- _Instruction A_:
Please copy the entries word for word, starting with the first line of the entries and stopping after the line that contains "465, 148, 489]".

Real Life Isn’t a Highlight Reel
…And That’s Okay.
Lately, I’ve been noticing something — in conversations, emails, pauses between meetings. Many people are quietly doing it tough.
Not in dramatic, headline-worthy ways. More like a slow erosion. A kind of emotional wear and tear. A death by a thousand small cuts.
Work stress. Rising costs. Health worries. Political unease. Uncertainty about the future. Add in everyday disappointments — missed sleep, a hard conversation, a child struggling at school, a nagging sense of not being “enough” — and the load adds up.
And yet, so often, this is carried in silence.
The Social Media Mirage
What makes this quiet struggle harder is the contrast we’re constantly exposed to.
On social media, we see the best bits of people’s lives — sunsets, stylish homes, overseas adventures, smiling faces. It looks effortless. Glossy. Happy.
I often remind my kids that ‘comparison is the thief of happiness’, and that much of what they’re seeing is a highlight reel, not a documentary. But even when we know this, it’s hard not to internalise the message:
Everyone else seems to be thriving. So if I’m not… maybe I’m doing something wrong.
A Personal (and Slightly Tragic!) Reflection
It would be remiss of me to talk about comparison without confessing my own somewhat awkward position in the glamour stakes.
Scrolling through social media, I’m often met with sun-kissed influencers and impossibly symmetrical humans doing yoga on paddleboards. And then I catch sight of myself in the mirror, usually mid-yawn, holding a piece of toast, wondering when exactly my eyebrows started migrating in opposite directions.
I think I probably peaked in my early twenties — for about three days! There was a brief moment, possibly around 1994, where I thought, you know what, I don’t look too bad today. It didn’t last. That moment has since been eclipsed by decades of awkward angles, thinning hair, and the sudden appearance of body parts I don’t remember ordering.
And yet here I am. Still loved. Still showing up. Still good enough.

- _Instruction B_:
Answer these questions from the piece on real life and highlight reels:
(i) What does the writer tell their kids is "the thief of happiness"?
(ii) Around what year does the writer recall thinking they didn't look too bad?
(iii) What are the symmetrical humans on social media doing yoga on?

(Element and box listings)
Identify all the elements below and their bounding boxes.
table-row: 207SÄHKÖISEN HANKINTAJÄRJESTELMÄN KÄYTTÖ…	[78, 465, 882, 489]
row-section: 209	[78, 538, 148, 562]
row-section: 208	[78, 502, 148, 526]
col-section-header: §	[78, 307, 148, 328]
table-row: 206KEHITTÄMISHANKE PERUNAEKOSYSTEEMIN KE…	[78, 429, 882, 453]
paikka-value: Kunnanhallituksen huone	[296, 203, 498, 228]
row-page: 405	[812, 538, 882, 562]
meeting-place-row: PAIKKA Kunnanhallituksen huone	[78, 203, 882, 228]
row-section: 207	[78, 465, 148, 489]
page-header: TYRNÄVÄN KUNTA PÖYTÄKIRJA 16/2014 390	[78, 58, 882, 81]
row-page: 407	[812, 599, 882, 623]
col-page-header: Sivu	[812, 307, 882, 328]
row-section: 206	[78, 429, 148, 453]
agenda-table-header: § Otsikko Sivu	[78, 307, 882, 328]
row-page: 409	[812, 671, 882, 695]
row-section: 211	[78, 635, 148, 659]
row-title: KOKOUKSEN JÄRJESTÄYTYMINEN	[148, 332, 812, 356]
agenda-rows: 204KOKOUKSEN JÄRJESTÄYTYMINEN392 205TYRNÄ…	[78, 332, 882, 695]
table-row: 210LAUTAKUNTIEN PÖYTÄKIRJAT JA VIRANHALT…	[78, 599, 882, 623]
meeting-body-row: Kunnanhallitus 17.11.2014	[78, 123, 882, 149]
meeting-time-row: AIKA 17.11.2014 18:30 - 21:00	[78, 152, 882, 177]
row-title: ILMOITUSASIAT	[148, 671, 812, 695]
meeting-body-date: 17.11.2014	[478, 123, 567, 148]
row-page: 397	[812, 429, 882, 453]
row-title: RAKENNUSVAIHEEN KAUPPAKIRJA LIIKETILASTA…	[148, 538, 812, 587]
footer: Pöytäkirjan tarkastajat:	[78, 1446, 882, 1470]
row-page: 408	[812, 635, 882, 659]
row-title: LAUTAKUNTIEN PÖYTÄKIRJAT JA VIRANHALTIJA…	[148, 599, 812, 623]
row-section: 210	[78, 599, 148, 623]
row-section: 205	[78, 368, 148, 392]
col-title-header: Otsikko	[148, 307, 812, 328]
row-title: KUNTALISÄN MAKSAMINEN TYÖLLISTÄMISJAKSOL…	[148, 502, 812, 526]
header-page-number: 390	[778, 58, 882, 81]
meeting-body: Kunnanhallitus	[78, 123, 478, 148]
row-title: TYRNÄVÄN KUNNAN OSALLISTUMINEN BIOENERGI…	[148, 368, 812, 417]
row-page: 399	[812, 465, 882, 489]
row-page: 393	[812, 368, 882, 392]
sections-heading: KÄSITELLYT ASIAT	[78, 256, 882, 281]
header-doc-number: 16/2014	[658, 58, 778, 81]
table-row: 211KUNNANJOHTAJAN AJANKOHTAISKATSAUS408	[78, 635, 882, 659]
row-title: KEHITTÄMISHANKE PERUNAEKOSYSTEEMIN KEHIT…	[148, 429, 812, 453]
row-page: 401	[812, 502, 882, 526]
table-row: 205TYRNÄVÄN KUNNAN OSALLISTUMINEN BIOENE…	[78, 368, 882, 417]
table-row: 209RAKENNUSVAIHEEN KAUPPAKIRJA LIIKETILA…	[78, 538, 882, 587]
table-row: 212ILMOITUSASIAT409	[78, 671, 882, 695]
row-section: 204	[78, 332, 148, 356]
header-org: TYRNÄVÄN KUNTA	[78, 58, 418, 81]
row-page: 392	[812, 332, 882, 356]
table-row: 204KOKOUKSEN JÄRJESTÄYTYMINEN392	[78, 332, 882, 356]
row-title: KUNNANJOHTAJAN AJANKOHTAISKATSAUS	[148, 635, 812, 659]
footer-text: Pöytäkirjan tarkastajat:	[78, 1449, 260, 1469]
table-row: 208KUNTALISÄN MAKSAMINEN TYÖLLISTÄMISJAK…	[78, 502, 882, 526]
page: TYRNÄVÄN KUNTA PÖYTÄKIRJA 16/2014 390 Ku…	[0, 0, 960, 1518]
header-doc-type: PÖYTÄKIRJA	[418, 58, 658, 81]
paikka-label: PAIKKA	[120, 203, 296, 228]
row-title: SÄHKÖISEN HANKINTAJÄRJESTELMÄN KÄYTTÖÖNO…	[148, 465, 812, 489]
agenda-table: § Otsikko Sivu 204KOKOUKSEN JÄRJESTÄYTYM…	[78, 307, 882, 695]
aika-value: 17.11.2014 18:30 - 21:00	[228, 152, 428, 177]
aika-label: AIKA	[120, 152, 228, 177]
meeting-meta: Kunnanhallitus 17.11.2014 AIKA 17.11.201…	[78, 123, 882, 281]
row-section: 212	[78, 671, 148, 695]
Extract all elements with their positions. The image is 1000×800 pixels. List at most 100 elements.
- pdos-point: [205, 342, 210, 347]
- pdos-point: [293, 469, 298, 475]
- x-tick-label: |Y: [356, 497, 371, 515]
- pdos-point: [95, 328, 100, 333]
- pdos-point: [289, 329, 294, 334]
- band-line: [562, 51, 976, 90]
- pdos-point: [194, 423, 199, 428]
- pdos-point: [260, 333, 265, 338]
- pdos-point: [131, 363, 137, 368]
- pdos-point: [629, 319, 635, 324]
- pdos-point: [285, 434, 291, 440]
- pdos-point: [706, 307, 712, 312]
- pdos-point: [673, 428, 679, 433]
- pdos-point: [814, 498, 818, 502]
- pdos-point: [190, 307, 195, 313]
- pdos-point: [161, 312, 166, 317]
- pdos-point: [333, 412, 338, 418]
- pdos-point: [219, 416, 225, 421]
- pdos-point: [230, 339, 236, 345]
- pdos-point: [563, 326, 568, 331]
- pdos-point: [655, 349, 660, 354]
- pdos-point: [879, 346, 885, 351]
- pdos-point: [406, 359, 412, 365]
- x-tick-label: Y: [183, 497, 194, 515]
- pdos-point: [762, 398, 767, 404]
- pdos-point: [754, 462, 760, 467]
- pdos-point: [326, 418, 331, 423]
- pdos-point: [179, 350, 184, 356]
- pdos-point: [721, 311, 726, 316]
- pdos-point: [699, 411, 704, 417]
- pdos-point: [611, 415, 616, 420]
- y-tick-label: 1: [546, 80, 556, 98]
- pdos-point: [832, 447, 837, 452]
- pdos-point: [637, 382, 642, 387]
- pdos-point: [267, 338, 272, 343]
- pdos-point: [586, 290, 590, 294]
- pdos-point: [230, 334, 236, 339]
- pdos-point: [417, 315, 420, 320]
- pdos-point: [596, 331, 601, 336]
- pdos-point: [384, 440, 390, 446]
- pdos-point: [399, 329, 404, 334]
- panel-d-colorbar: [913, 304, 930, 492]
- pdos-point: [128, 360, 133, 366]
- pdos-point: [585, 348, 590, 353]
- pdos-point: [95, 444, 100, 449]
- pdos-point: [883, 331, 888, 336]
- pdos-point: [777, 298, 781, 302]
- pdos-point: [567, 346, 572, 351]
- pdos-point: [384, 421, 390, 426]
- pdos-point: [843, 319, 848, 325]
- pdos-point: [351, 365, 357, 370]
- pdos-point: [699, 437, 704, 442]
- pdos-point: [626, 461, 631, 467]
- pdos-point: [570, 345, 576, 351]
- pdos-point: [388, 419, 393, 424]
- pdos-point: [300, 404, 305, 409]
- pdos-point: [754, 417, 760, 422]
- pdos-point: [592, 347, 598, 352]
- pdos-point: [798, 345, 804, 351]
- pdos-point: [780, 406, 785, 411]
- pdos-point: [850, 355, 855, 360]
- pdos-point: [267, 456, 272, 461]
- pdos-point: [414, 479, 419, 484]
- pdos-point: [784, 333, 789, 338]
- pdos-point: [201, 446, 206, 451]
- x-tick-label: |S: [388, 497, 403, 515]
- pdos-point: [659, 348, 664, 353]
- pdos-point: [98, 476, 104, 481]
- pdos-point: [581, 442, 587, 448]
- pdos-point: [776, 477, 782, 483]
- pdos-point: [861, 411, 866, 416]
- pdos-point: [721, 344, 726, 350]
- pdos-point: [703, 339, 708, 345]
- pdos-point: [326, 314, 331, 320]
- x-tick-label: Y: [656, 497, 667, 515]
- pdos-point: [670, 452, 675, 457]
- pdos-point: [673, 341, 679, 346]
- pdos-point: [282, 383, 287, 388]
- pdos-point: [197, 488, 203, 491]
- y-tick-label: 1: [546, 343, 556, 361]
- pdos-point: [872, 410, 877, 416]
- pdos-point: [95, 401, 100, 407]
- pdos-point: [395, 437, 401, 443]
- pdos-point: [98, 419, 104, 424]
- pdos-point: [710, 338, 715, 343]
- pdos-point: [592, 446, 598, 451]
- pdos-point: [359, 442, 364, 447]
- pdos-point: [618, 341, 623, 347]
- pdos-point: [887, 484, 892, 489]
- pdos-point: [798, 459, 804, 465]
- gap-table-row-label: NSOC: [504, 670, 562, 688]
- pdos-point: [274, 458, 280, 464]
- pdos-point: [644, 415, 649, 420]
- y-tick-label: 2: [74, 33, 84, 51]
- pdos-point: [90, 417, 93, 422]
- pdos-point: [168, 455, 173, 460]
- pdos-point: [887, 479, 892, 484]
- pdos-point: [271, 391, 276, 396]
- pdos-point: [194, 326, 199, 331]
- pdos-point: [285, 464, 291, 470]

- _Exercise answer A_:
Identify all the elements below and their bounding boxes.
table-row: 207SÄHKÖISEN HANKINTAJÄRJESTELMÄN KÄYTTÖ…	[78, 465, 882, 489]
row-section: 209	[78, 538, 148, 562]
row-section: 208	[78, 502, 148, 526]
col-section-header: §	[78, 307, 148, 328]
table-row: 206KEHITTÄMISHANKE PERUNAEKOSYSTEEMIN KE…	[78, 429, 882, 453]
paikka-value: Kunnanhallituksen huone	[296, 203, 498, 228]
row-page: 405	[812, 538, 882, 562]
meeting-place-row: PAIKKA Kunnanhallituksen huone	[78, 203, 882, 228]
row-section: 207	[78, 465, 148, 489]

- _Exercise answer B_:
(i) Comparison
(ii) 1994
(iii) Paddleboards